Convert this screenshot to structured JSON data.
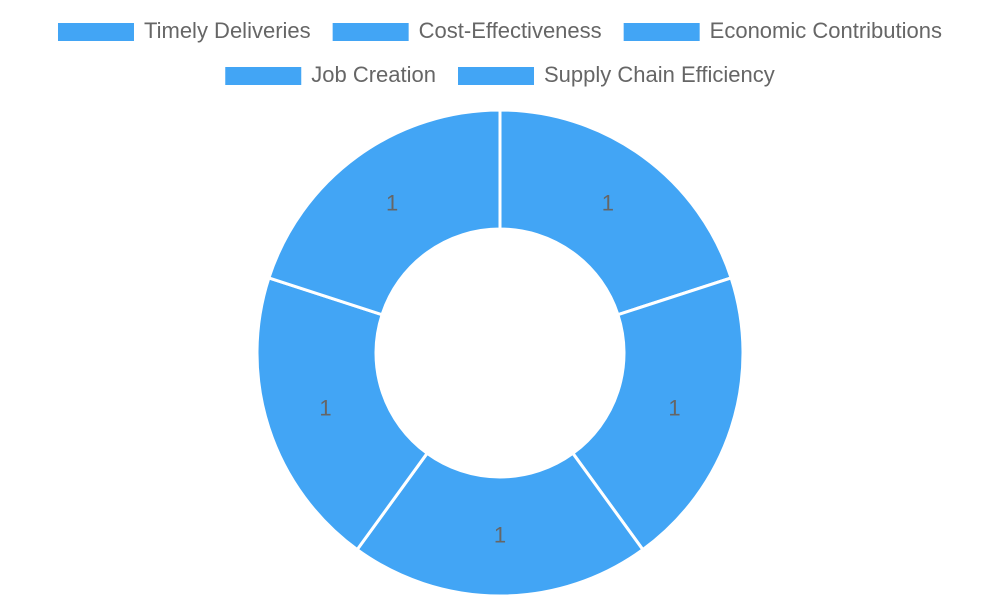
{
  "chart_data": {
    "type": "doughnut",
    "categories": [
      "Timely Deliveries",
      "Cost-Effectiveness",
      "Economic Contributions",
      "Job Creation",
      "Supply Chain Efficiency"
    ],
    "values": [
      1,
      1,
      1,
      1,
      1
    ],
    "color": "#42a5f5"
  }
}
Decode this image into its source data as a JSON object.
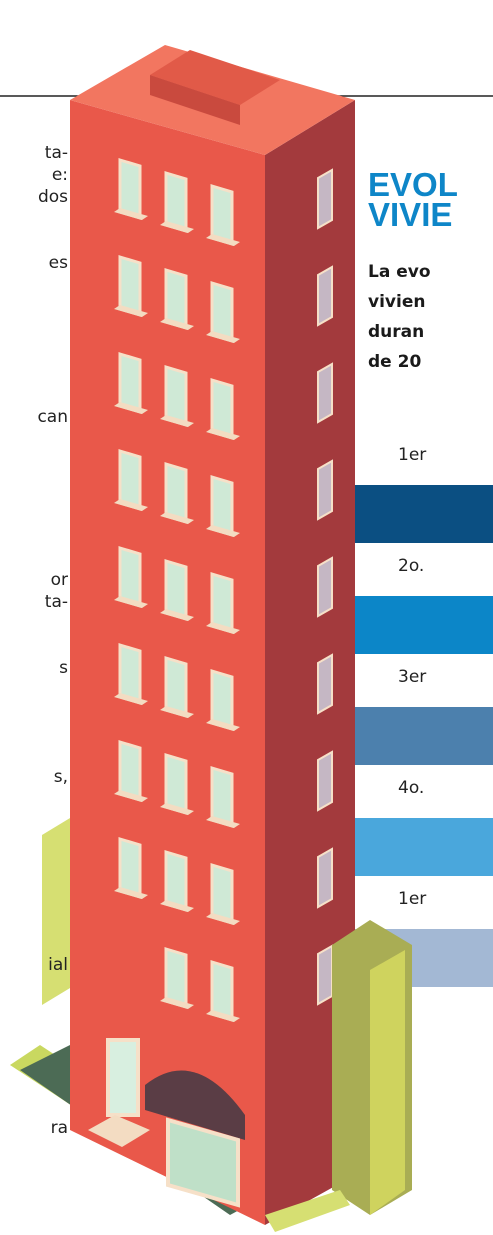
{
  "left_column": {
    "lines": [
      "ta-",
      "e:",
      "dos",
      "es",
      "can",
      "or",
      "ta-",
      "s",
      "s,",
      "ial",
      "ra"
    ]
  },
  "sidebar": {
    "title_lines": [
      "EVOL",
      "VIVIE"
    ],
    "body_lines": [
      "La evo",
      "vivien",
      "duran",
      "de 20"
    ],
    "quarters": [
      "1er",
      "2o.",
      "3er",
      "4o.",
      "1er"
    ]
  }
}
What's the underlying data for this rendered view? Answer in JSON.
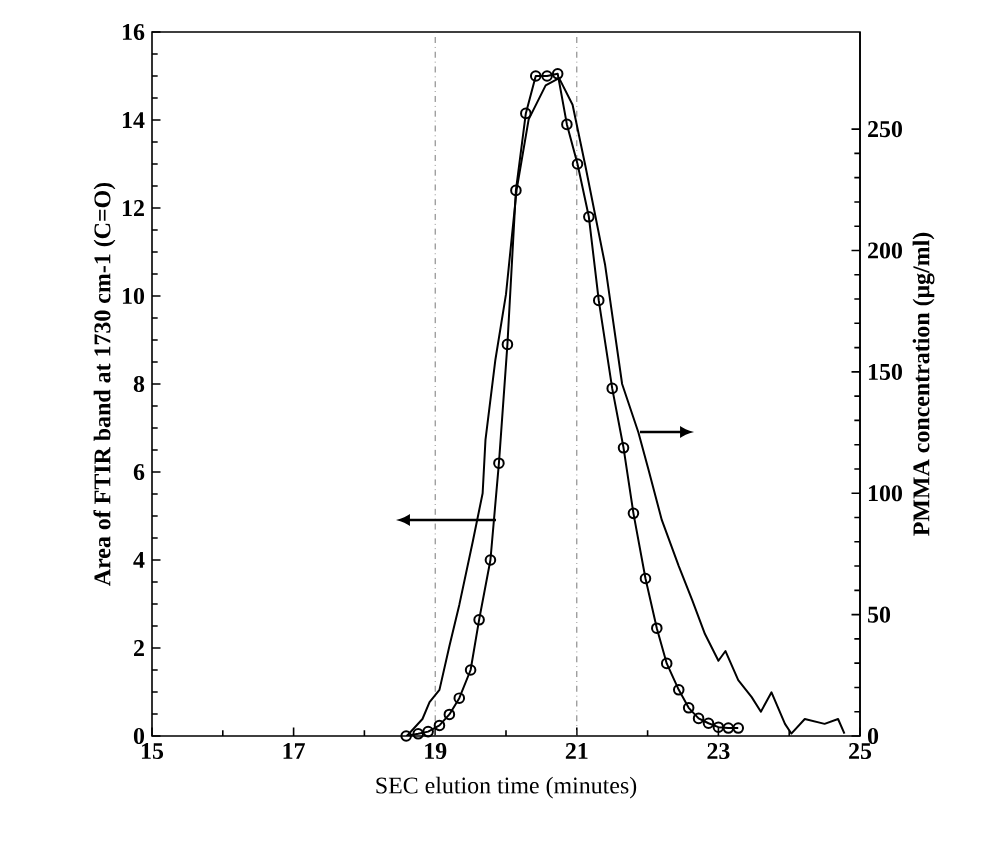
{
  "chart_data": {
    "type": "line",
    "xlabel": "SEC elution time (minutes)",
    "ylabel": "Area of FTIR band at 1730 cm-1 (C=O)",
    "y2label": "PMMA concentration (μg/ml)",
    "xlim": [
      15,
      25
    ],
    "xticks": [
      15,
      17,
      19,
      21,
      23,
      25
    ],
    "ylim": [
      0,
      16
    ],
    "yticks": [
      0,
      2,
      4,
      6,
      8,
      10,
      12,
      14,
      16
    ],
    "y2lim": [
      0,
      290
    ],
    "y2ticks": [
      0,
      50,
      100,
      150,
      200,
      250
    ],
    "grid": false,
    "ref_lines": [
      {
        "axis": "x",
        "value": 19,
        "line_style": "dotted",
        "color": "#555555"
      },
      {
        "axis": "x",
        "value": 21,
        "line_style": "dotted",
        "color": "#555555"
      }
    ],
    "series": [
      {
        "color": "#000000",
        "marker": "circle",
        "axis": "y",
        "x": [
          18.59,
          18.76,
          18.9,
          19.06,
          19.2,
          19.34,
          19.5,
          19.62,
          19.78,
          19.9,
          20.02,
          20.14,
          20.28,
          20.42,
          20.58,
          20.73,
          20.86,
          21.01,
          21.17,
          21.31,
          21.5,
          21.66,
          21.8,
          21.97,
          22.13,
          22.27,
          22.44,
          22.58,
          22.72,
          22.86,
          23.0,
          23.14,
          23.28
        ],
        "values": [
          0,
          0.05,
          0.1,
          0.24,
          0.49,
          0.86,
          1.5,
          2.64,
          4.0,
          6.2,
          8.9,
          12.4,
          14.15,
          15.0,
          15.0,
          15.05,
          13.9,
          13.0,
          11.8,
          9.9,
          7.9,
          6.55,
          5.06,
          3.58,
          2.45,
          1.65,
          1.05,
          0.64,
          0.4,
          0.29,
          0.2,
          0.18,
          0.18
        ]
      },
      {
        "color": "#000000",
        "marker": "none",
        "axis": "y2",
        "x": [
          18.6,
          18.82,
          18.92,
          19.06,
          19.2,
          19.34,
          19.53,
          19.67,
          19.71,
          19.85,
          20.0,
          20.15,
          20.32,
          20.56,
          20.75,
          20.94,
          21.12,
          21.4,
          21.64,
          21.87,
          22.01,
          22.2,
          22.44,
          22.63,
          22.81,
          23.0,
          23.1,
          23.28,
          23.47,
          23.6,
          23.75,
          23.94,
          24.03,
          24.22,
          24.5,
          24.69,
          24.78
        ],
        "values": [
          0,
          7,
          14,
          19,
          37,
          54,
          80,
          100,
          122,
          155,
          182,
          225,
          254,
          268,
          271,
          260,
          235,
          194,
          145,
          125,
          110,
          89,
          70,
          56,
          42,
          31,
          35,
          23,
          16,
          10,
          18,
          5,
          1,
          7,
          5,
          7,
          1
        ]
      }
    ]
  }
}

——————

Without including any pictures, print all of the material exactly as given.

Convert this screenshot to structured JSON data.
{
  "chart_data": {
    "type": "doughnut",
    "categories": [
      "Timely Deliveries",
      "Cost-Effectiveness",
      "Economic Contributions",
      "Job Creation",
      "Supply Chain Efficiency"
    ],
    "values": [
      1,
      1,
      1,
      1,
      1
    ],
    "color": "#42a5f5"
  }
}
Decode this image into its source data as a JSON object.
{
  "left_column": {
    "lines": [
      "ta-",
      "e:",
      "dos",
      "es",
      "can",
      "or",
      "ta-",
      "s",
      "s,",
      "ial",
      "ra"
    ]
  },
  "sidebar": {
    "title_lines": [
      "EVOL",
      "VIVIE"
    ],
    "body_lines": [
      "La evo",
      "vivien",
      "duran",
      "de 20"
    ],
    "quarters": [
      "1er",
      "2o.",
      "3er",
      "4o.",
      "1er"
    ]
  }
}
What's the underlying data for this rendered view? Answer in JSON.
{
  "chart_data": {
    "type": "line",
    "xlabel": "SEC elution time (minutes)",
    "ylabel": "Area of FTIR band at 1730 cm-1 (C=O)",
    "y2label": "PMMA concentration (μg/ml)",
    "xlim": [
      15,
      25
    ],
    "xticks": [
      15,
      17,
      19,
      21,
      23,
      25
    ],
    "ylim": [
      0,
      16
    ],
    "yticks": [
      0,
      2,
      4,
      6,
      8,
      10,
      12,
      14,
      16
    ],
    "y2lim": [
      0,
      290
    ],
    "y2ticks": [
      0,
      50,
      100,
      150,
      200,
      250
    ],
    "grid": false,
    "ref_lines": [
      {
        "axis": "x",
        "value": 19,
        "line_style": "dotted",
        "color": "#555555"
      },
      {
        "axis": "x",
        "value": 21,
        "line_style": "dotted",
        "color": "#555555"
      }
    ],
    "series": [
      {
        "color": "#000000",
        "marker": "circle",
        "axis": "y",
        "x": [
          18.59,
          18.76,
          18.9,
          19.06,
          19.2,
          19.34,
          19.5,
          19.62,
          19.78,
          19.9,
          20.02,
          20.14,
          20.28,
          20.42,
          20.58,
          20.73,
          20.86,
          21.01,
          21.17,
          21.31,
          21.5,
          21.66,
          21.8,
          21.97,
          22.13,
          22.27,
          22.44,
          22.58,
          22.72,
          22.86,
          23.0,
          23.14,
          23.28
        ],
        "values": [
          0,
          0.05,
          0.1,
          0.24,
          0.49,
          0.86,
          1.5,
          2.64,
          4.0,
          6.2,
          8.9,
          12.4,
          14.15,
          15.0,
          15.0,
          15.05,
          13.9,
          13.0,
          11.8,
          9.9,
          7.9,
          6.55,
          5.06,
          3.58,
          2.45,
          1.65,
          1.05,
          0.64,
          0.4,
          0.29,
          0.2,
          0.18,
          0.18
        ]
      },
      {
        "color": "#000000",
        "marker": "none",
        "axis": "y2",
        "x": [
          18.6,
          18.82,
          18.92,
          19.06,
          19.2,
          19.34,
          19.53,
          19.67,
          19.71,
          19.85,
          20.0,
          20.15,
          20.32,
          20.56,
          20.75,
          20.94,
          21.12,
          21.4,
          21.64,
          21.87,
          22.01,
          22.2,
          22.44,
          22.63,
          22.81,
          23.0,
          23.1,
          23.28,
          23.47,
          23.6,
          23.75,
          23.94,
          24.03,
          24.22,
          24.5,
          24.69,
          24.78
        ],
        "values": [
          0,
          7,
          14,
          19,
          37,
          54,
          80,
          100,
          122,
          155,
          182,
          225,
          254,
          268,
          271,
          260,
          235,
          194,
          145,
          125,
          110,
          89,
          70,
          56,
          42,
          31,
          35,
          23,
          16,
          10,
          18,
          5,
          1,
          7,
          5,
          7,
          1
        ]
      }
    ]
  }
}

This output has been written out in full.